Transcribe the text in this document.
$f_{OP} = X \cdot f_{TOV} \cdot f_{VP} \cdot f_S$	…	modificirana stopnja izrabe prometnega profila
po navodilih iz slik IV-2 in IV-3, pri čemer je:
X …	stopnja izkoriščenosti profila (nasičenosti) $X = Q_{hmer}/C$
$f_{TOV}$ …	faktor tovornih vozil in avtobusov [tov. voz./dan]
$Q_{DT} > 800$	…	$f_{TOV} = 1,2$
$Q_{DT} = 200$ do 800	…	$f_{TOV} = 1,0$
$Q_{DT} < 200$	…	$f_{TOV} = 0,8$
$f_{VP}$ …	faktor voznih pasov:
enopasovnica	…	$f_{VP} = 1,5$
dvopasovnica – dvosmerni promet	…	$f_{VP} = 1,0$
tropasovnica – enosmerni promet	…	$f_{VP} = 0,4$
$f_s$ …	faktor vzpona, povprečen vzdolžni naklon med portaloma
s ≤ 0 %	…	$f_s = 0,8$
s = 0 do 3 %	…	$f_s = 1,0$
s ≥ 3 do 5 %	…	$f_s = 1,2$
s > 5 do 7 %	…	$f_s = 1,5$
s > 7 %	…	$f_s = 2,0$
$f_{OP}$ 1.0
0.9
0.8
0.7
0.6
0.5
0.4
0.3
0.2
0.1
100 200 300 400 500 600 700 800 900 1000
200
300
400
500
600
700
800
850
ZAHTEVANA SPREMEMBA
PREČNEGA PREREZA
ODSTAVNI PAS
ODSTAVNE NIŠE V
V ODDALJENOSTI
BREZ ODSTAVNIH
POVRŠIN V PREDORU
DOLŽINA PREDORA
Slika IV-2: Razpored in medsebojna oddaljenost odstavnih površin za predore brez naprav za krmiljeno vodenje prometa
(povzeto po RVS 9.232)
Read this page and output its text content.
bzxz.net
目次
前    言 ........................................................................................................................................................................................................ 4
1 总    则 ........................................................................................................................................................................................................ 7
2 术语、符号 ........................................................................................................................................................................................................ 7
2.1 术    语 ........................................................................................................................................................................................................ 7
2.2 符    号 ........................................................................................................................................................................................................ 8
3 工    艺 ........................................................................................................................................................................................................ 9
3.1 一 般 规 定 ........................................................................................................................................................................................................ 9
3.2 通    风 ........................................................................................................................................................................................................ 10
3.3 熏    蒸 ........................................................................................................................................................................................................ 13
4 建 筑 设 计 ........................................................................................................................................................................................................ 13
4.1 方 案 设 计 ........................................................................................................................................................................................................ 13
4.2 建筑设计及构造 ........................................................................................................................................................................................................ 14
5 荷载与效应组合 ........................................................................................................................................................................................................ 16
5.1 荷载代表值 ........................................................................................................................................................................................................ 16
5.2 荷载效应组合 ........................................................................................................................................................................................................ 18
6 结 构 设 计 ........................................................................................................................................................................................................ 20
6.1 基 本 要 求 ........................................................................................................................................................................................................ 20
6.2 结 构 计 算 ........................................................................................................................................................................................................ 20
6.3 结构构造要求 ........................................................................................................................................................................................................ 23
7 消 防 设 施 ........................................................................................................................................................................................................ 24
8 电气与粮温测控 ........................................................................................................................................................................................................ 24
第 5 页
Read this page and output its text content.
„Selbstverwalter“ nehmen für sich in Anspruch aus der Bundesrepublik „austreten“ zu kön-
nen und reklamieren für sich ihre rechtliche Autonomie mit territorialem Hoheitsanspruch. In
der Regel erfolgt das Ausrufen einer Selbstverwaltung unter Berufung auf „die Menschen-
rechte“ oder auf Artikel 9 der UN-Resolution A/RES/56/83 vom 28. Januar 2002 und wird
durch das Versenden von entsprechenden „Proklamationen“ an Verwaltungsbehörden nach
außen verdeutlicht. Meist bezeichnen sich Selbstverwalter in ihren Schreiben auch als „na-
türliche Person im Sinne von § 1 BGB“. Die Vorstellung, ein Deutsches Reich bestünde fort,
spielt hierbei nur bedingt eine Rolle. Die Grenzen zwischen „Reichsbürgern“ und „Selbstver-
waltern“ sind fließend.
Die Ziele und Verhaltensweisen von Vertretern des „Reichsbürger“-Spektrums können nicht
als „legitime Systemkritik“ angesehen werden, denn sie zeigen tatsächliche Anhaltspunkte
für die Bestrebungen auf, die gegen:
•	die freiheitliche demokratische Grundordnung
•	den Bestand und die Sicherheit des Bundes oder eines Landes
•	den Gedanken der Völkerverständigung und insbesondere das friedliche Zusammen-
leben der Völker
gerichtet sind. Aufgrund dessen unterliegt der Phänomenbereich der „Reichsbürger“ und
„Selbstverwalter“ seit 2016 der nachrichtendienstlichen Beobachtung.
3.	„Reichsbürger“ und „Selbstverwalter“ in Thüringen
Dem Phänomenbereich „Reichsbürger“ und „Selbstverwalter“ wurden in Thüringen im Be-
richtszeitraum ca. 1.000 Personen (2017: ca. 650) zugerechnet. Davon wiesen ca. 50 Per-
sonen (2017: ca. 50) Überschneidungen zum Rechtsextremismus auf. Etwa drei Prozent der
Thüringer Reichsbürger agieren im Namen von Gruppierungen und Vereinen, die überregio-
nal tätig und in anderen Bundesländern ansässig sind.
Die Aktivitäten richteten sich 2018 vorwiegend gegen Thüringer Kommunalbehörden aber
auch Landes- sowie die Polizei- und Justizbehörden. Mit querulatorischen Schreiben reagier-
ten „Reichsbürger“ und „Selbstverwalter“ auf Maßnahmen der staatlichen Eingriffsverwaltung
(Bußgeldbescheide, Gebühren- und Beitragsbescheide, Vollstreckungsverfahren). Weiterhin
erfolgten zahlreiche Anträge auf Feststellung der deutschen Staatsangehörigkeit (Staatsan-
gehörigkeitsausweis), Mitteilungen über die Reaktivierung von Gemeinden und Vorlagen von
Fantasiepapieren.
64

- - - -

• THE TASK: Work out how many lines of the data above hold the word "Thüringen", and write only the count.

• TASK SOLUTION: 2